__Exercise__. Transcribe the material in full, exactly as written.

__Supplied information__.
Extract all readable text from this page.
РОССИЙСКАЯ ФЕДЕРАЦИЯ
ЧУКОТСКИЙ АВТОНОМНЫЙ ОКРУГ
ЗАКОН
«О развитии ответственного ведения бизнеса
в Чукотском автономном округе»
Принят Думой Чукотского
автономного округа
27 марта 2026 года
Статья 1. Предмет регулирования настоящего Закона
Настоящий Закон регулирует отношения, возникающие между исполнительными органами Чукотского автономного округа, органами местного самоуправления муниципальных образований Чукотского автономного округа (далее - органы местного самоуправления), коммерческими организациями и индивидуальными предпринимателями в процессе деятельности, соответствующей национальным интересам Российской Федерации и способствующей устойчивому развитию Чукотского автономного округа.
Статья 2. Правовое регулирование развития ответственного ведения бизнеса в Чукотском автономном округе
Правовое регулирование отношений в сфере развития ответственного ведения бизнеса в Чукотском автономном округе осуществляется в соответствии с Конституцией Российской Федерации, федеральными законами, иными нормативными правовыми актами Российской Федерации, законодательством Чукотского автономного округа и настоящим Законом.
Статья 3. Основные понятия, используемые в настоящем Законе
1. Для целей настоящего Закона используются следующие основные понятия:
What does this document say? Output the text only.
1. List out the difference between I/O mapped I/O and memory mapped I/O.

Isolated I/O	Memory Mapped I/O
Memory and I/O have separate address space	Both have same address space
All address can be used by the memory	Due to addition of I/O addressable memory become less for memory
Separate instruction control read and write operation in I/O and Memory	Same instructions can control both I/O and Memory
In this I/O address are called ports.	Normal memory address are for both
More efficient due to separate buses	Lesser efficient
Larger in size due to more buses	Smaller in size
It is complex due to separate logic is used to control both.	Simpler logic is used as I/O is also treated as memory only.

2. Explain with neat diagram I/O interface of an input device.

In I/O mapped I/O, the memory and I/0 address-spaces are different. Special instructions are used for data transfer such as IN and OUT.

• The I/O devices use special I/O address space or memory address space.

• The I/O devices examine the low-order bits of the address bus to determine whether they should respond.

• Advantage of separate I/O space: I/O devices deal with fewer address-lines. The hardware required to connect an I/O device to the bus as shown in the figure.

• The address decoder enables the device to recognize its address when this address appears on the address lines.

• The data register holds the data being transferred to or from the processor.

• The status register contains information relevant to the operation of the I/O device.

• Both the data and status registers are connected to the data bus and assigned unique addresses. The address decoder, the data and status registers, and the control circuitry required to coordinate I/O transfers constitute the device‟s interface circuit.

__Complete answer__.
Extract all readable text from this page.
РОССИЙСКАЯ ФЕДЕРАЦИЯ
ЧУКОТСКИЙ АВТОНОМНЫЙ ОКРУГ
ЗАКОН
«О развитии ответственного ведения бизнеса
в Чукотском автономном округе»
Принят Думой Чукотского
автономного округа
27 марта 2026 года
Статья 1. Предмет регулирования настоящего Закона
Настоящий Закон регулирует отношения, возникающие между исполнительными органами Чукотского автономного округа, органами местного самоуправления муниципальных образований Чукотского автономного округа (далее - органы местного самоуправления), коммерческими организациями и индивидуальными предпринимателями в процессе деятельности, соответствующей национальным интересам Российской Федерации и способствующей устойчивому развитию Чукотского автономного округа.
Статья 2. Правовое регулирование развития ответственного ведения бизнеса в Чукотском автономном округе
Правовое регулирование отношений в сфере развития ответственного ведения бизнеса в Чукотском автономном округе осуществляется в соответствии с Конституцией Российской Федерации, федеральными законами, иными нормативными правовыми актами Российской Федерации, законодательством Чукотского автономного округа и настоящим Законом.
Статья 3. Основные понятия, используемые в настоящем Законе
1. Для целей настоящего Закона используются следующие основные понятия:
What does this document say? Output the text only.
1. List out the difference between I/O mapped I/O and memory mapped I/O.

Isolated I/O	Memory Mapped I/O
Memory and I/O have separate address space	Both have same address space
All address can be used by the memory	Due to addition of I/O addressable memory become less for memory
Separate instruction control read and write operation in I/O and Memory	Same instructions can control both I/O and Memory
In this I/O address are called ports.	Normal memory address are for both
More efficient due to separate buses	Lesser efficient
Larger in size due to more buses	Smaller in size
It is complex due to separate logic is used to control both.	Simpler logic is used as I/O is also treated as memory only.

2. Explain with neat diagram I/O interface of an input device.

In I/O mapped I/O, the memory and I/0 address-spaces are different. Special instructions are used for data transfer such as IN and OUT.

• The I/O devices use special I/O address space or memory address space.

• The I/O devices examine the low-order bits of the address bus to determine whether they should respond.

• Advantage of separate I/O space: I/O devices deal with fewer address-lines. The hardware required to connect an I/O device to the bus as shown in the figure.

• The address decoder enables the device to recognize its address when this address appears on the address lines.

• The data register holds the data being transferred to or from the processor.

• The status register contains information relevant to the operation of the I/O device.

• Both the data and status registers are connected to the data bus and assigned unique addresses. The address decoder, the data and status registers, and the control circuitry required to coordinate I/O transfers constitute the device‟s interface circuit.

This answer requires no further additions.